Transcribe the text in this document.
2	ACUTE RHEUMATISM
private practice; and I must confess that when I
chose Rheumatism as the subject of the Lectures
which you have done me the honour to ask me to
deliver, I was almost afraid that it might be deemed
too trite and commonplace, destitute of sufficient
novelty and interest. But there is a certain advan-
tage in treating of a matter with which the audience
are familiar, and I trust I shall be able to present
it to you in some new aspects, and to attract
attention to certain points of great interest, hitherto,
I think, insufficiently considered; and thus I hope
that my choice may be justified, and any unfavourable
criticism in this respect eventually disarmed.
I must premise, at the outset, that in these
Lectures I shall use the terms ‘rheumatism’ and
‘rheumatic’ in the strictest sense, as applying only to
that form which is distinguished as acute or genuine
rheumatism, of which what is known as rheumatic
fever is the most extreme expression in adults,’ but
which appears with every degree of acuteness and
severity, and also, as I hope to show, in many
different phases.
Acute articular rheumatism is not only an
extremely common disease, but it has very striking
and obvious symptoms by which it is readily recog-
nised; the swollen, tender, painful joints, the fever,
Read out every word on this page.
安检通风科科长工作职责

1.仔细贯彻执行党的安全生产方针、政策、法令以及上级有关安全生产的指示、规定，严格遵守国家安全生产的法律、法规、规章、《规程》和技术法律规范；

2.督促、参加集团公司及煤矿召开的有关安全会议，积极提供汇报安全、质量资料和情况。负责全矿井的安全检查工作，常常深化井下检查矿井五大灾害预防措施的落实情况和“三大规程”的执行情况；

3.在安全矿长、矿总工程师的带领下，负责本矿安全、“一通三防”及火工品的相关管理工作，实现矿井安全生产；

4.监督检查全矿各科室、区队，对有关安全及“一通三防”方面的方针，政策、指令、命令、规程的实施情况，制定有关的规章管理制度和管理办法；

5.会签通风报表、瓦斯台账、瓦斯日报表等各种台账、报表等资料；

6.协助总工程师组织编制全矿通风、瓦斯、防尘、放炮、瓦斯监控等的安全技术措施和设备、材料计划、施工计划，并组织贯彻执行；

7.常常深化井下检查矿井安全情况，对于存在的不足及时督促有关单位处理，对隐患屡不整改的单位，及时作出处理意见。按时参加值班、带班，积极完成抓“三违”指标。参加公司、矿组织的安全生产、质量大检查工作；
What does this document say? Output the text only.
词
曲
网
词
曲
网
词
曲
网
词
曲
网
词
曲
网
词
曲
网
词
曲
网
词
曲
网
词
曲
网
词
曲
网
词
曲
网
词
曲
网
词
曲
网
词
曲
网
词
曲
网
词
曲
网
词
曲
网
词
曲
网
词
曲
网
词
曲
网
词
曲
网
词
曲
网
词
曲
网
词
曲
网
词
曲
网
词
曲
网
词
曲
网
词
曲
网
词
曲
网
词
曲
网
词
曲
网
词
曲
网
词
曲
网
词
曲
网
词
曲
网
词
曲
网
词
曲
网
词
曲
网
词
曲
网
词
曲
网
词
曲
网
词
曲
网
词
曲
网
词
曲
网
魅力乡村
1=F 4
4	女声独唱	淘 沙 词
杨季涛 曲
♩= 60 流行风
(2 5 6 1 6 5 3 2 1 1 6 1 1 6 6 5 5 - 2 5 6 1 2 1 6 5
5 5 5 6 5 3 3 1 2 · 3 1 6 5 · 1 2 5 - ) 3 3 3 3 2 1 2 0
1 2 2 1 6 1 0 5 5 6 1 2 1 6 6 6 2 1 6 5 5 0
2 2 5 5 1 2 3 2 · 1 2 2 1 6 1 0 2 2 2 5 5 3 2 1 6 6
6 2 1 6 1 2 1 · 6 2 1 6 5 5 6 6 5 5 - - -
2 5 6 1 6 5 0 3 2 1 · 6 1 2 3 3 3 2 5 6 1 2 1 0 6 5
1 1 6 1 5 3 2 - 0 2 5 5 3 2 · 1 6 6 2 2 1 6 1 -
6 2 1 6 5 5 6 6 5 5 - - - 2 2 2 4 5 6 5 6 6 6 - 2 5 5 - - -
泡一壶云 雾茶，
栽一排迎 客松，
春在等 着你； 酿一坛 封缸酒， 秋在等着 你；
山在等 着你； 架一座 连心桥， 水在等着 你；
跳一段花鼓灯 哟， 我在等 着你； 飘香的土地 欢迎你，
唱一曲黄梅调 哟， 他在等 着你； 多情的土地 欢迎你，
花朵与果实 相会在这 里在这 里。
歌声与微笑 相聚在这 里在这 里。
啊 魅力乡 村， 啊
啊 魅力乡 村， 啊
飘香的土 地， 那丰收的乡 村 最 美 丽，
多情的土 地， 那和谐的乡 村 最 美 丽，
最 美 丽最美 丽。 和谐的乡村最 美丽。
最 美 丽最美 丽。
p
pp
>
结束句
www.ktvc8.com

::::::

INSTRUCTION: Copy the material above back out, exactly as written.

RESULT FOR THIS EXERCISE:
Transcribe the text in this document.
2	ACUTE RHEUMATISM
private practice; and I must confess that when I
chose Rheumatism as the subject of the Lectures
which you have done me the honour to ask me to
deliver, I was almost afraid that it might be deemed
too trite and commonplace, destitute of sufficient
novelty and interest. But there is a certain advan-
tage in treating of a matter with which the audience
are familiar, and I trust I shall be able to present
it to you in some new aspects, and to attract
attention to certain points of great interest, hitherto,
I think, insufficiently considered; and thus I hope
that my choice may be justified, and any unfavourable
criticism in this respect eventually disarmed.
I must premise, at the outset, that in these
Lectures I shall use the terms ‘rheumatism’ and
‘rheumatic’ in the strictest sense, as applying only to
that form which is distinguished as acute or genuine
rheumatism, of which what is known as rheumatic
fever is the most extreme expression in adults,’ but
which appears with every degree of acuteness and
severity, and also, as I hope to show, in many
different phases.
Acute articular rheumatism is not only an
extremely common disease, but it has very striking
and obvious symptoms by which it is readily recog-
nised; the swollen, tender, painful joints, the fever,
Read out every word on this page.
安检通风科科长工作职责

1.仔细贯彻执行党的安全生产方针、政策、法令以及上级有关安全生产的指示、规定，严格遵守国家安全生产的法律、法规、规章、《规程》和技术法律规范；

2.督促、参加集团公司及煤矿召开的有关安全会议，积极提供汇报安全、质量资料和情况。负责全矿井的安全检查工作，常常深化井下检查矿井五大灾害预防措施的落实情况和“三大规程”的执行情况；

3.在安全矿长、矿总工程师的带领下，负责本矿安全、“一通三防”及火工品的相关管理工作，实现矿井安全生产；

4.监督检查全矿各科室、区队，对有关安全及“一通三防”方面的方针，政策、指令、命令、规程的实施情况，制定有关的规章管理制度和管理办法；

5.会签通风报表、瓦斯台账、瓦斯日报表等各种台账、报表等资料；

6.协助总工程师组织编制全矿通风、瓦斯、防尘、放炮、瓦斯监控等的安全技术措施和设备、材料计划、施工计划，并组织贯彻执行；

7.常常深化井下检查矿井安全情况，对于存在的不足及时督促有关单位处理，对隐患屡不整改的单位，及时作出处理意见。按时参加值班、带班，积极完成抓“三违”指标。参加公司、矿组织的安全生产、质量大检查工作；
What does this document say? Output the text only.
词
曲
网
词
曲
网
词
曲
网
词
曲
网
词
曲
网
词
曲
网
词
曲
网
词
曲
网
词
曲
网
词
曲
网
词
曲
网
词
曲
网
词
曲
网
词
曲
网
词
曲
网
词
曲
网
词
曲
网
词
曲
网
词
曲
网
词
曲
网
词
曲
网
词
曲
网
词
曲
网
词
曲
网
词
曲
网
词
曲
网
词
曲
网
词
曲
网
词
曲
网
词
曲
网
词
曲
网
词
曲
网
词
曲
网
词
曲
网
词
曲
网
词
曲
网
词
曲
网
词
曲
网
词
曲
网
词
曲
网
词
曲
网
词
曲
网
词
曲
网
词
曲
网
魅力乡村
1=F 4
4	女声独唱	淘 沙 词
杨季涛 曲
♩= 60 流行风
(2 5 6 1 6 5 3 2 1 1 6 1 1 6 6 5 5 - 2 5 6 1 2 1 6 5
5 5 5 6 5 3 3 1 2 · 3 1 6 5 · 1 2 5 - ) 3 3 3 3 2 1 2 0
1 2 2 1 6 1 0 5 5 6 1 2 1 6 6 6 2 1 6 5 5 0
2 2 5 5 1 2 3 2 · 1 2 2 1 6 1 0 2 2 2 5 5 3 2 1 6 6
6 2 1 6 1 2 1 · 6 2 1 6 5 5 6 6 5 5 - - -
2 5 6 1 6 5 0 3 2 1 · 6 1 2 3 3 3 2 5 6 1 2 1 0 6 5
1 1 6 1 5 3 2 - 0 2 5 5 3 2 · 1 6 6 2 2 1 6 1 -
6 2 1 6 5 5 6 6 5 5 - - - 2 2 2 4 5 6 5 6 6 6 - 2 5 5 - - -
泡一壶云 雾茶，
栽一排迎 客松，
春在等 着你； 酿一坛 封缸酒， 秋在等着 你；
山在等 着你； 架一座 连心桥， 水在等着 你；
跳一段花鼓灯 哟， 我在等 着你； 飘香的土地 欢迎你，
唱一曲黄梅调 哟， 他在等 着你； 多情的土地 欢迎你，
花朵与果实 相会在这 里在这 里。
歌声与微笑 相聚在这 里在这 里。
啊 魅力乡 村， 啊
啊 魅力乡 村， 啊
飘香的土 地， 那丰收的乡 村 最 美 丽，
多情的土 地， 那和谐的乡 村 最 美 丽，
最 美 丽最美 丽。 和谐的乡村最 美丽。
最 美 丽最美 丽。
p
pp
>
结束句
www.ktvc8.com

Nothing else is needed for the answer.